◆ PROBLEM DESCRIPTION ◆
Report back each line of the records that contains the string "rise".

◆ EXTRACTED RECORDS ◆
■ ■ ■
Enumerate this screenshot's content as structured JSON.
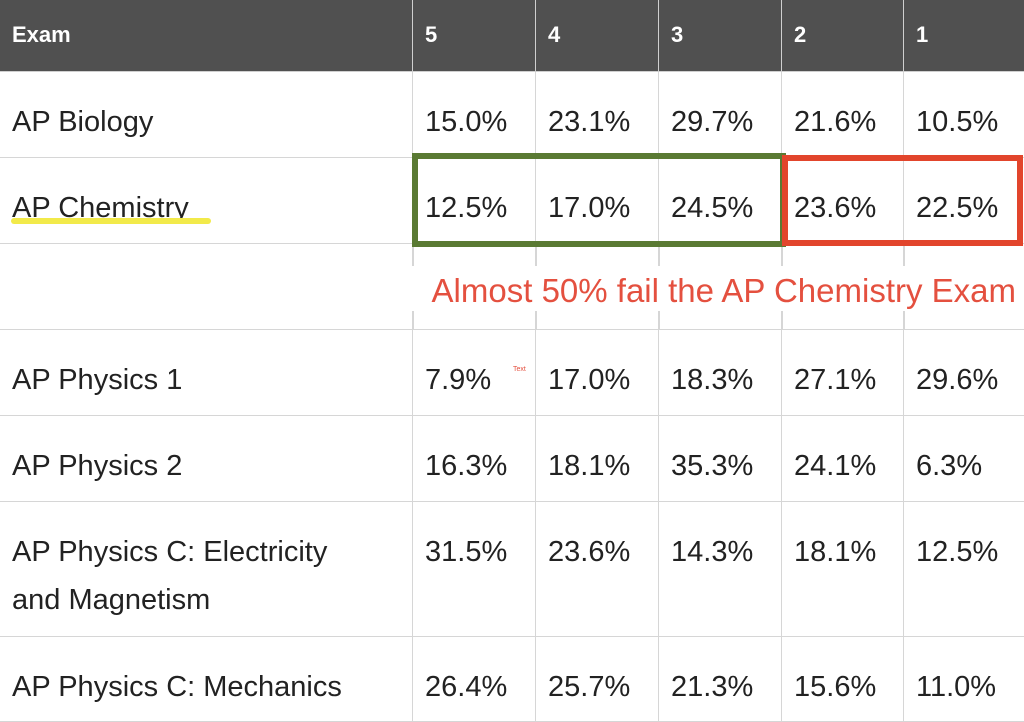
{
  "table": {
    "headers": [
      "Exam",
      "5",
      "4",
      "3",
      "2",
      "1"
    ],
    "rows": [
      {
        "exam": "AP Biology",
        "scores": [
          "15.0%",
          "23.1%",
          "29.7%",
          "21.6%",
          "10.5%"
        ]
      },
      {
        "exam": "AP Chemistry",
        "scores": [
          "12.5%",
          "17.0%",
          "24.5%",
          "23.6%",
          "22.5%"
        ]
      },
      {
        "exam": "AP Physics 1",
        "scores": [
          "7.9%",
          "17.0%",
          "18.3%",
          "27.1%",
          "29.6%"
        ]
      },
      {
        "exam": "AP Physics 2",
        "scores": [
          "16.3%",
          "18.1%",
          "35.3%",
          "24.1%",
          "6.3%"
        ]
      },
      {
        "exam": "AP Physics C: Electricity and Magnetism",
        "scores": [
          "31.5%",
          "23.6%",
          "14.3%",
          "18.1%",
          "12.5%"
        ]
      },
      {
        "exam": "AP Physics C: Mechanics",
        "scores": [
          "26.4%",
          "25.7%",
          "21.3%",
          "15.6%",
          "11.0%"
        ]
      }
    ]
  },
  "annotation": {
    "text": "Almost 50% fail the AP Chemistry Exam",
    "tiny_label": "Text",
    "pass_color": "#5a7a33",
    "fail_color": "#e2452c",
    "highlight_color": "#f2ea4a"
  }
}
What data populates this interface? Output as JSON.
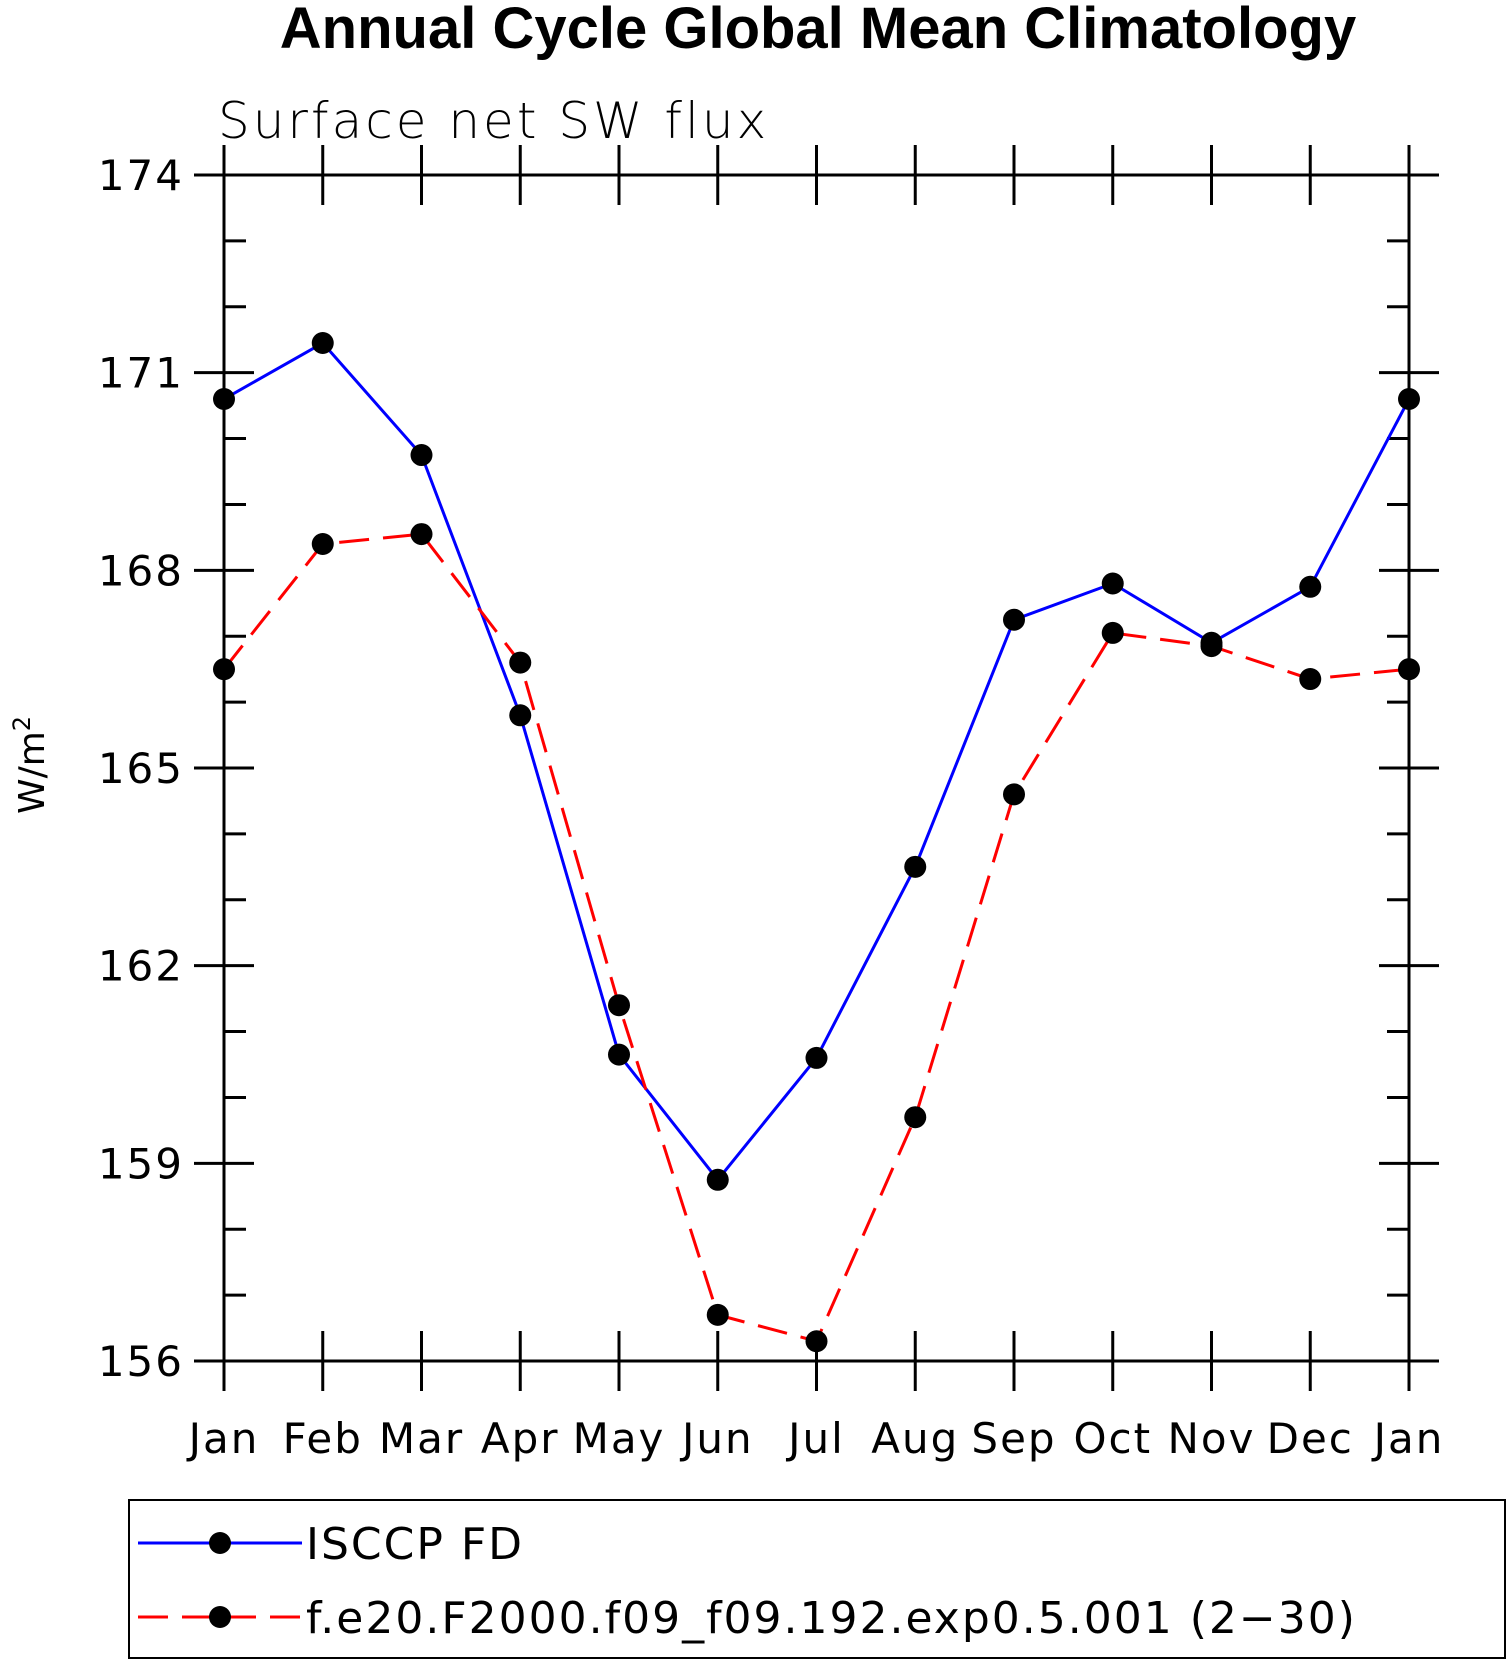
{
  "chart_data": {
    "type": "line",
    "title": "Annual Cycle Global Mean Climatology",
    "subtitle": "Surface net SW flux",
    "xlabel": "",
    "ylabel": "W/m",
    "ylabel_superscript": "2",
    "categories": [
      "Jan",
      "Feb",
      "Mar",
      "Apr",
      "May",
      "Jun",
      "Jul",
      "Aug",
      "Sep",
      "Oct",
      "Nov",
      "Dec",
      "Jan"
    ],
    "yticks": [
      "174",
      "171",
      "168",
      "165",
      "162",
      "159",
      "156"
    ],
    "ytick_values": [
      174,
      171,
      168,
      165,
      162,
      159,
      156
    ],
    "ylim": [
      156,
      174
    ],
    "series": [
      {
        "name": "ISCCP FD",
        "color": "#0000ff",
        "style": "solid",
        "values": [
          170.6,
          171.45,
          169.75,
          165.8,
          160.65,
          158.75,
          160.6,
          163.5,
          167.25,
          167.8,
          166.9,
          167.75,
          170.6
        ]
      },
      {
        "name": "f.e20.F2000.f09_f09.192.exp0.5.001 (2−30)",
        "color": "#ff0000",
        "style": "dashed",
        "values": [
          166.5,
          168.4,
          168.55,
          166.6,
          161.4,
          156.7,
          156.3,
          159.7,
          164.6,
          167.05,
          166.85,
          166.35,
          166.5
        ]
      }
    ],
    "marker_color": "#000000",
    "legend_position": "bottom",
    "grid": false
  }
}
■ ■ ■
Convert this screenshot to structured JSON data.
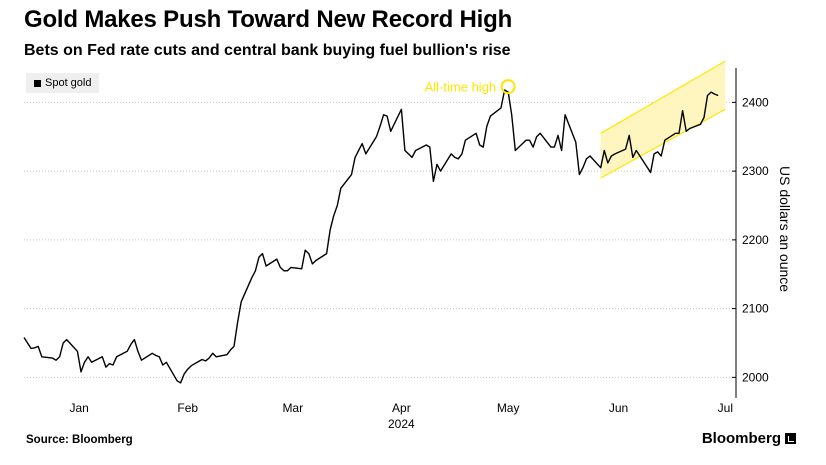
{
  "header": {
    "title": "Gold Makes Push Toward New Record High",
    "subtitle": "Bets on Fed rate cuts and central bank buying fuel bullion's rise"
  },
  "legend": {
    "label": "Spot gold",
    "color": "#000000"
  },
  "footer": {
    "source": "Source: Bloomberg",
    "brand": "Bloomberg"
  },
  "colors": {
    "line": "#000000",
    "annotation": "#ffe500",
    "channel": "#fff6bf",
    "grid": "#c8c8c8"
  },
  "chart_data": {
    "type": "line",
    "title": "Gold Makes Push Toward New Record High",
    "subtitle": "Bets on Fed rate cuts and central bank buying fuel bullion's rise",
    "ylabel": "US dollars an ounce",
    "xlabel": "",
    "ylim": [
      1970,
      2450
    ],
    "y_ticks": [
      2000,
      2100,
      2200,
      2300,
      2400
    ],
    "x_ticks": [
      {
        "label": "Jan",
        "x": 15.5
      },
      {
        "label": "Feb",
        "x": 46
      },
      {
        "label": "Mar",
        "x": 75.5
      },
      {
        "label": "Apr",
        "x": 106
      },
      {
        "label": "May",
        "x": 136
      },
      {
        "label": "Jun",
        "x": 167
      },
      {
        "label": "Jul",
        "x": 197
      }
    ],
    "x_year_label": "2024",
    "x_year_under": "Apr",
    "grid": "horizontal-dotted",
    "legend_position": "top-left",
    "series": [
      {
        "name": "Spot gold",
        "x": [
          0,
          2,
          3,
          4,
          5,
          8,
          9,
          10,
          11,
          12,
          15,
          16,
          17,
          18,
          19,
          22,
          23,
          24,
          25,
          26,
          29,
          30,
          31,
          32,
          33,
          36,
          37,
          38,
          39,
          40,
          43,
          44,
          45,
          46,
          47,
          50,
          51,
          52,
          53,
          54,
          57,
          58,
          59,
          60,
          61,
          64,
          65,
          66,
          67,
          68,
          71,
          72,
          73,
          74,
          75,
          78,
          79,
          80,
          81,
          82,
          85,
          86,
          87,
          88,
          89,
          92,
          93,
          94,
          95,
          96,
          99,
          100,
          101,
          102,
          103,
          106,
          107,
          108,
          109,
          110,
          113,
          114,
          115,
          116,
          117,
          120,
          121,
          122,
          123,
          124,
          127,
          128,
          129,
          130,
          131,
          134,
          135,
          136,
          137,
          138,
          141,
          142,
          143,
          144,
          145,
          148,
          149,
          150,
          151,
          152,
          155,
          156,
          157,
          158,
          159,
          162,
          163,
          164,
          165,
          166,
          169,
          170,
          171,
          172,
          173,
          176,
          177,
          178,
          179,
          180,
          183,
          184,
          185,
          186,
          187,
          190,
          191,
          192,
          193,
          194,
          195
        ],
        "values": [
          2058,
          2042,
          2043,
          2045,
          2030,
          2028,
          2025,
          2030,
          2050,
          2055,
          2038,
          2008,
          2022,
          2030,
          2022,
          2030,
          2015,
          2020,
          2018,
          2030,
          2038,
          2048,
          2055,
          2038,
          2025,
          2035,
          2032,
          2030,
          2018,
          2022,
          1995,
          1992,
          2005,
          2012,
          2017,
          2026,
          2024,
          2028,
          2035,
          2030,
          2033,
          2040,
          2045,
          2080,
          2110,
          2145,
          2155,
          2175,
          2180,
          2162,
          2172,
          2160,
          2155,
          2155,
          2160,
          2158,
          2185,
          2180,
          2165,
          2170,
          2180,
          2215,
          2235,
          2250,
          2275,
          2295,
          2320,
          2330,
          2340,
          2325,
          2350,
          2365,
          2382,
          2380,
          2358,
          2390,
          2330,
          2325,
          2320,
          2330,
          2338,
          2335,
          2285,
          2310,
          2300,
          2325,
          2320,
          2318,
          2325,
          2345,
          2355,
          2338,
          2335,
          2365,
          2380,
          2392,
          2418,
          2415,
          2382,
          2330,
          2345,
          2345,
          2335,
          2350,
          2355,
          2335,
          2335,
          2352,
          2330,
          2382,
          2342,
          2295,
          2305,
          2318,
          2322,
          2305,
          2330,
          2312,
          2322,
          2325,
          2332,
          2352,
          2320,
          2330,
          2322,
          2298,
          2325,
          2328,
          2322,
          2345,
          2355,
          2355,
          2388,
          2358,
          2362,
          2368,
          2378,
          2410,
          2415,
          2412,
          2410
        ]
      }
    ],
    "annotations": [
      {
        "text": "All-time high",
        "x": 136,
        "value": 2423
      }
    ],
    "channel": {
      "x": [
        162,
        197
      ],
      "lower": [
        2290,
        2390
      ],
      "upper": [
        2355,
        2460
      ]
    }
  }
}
■ ■ ■
◆ FINISHED TASK ◆
    "subtitle": "Bets on Fed rate cuts and central bank buying fuel bullion's rise"
    "subtitle": "Bets on Fed rate cuts and central bank buying fuel bullion's rise",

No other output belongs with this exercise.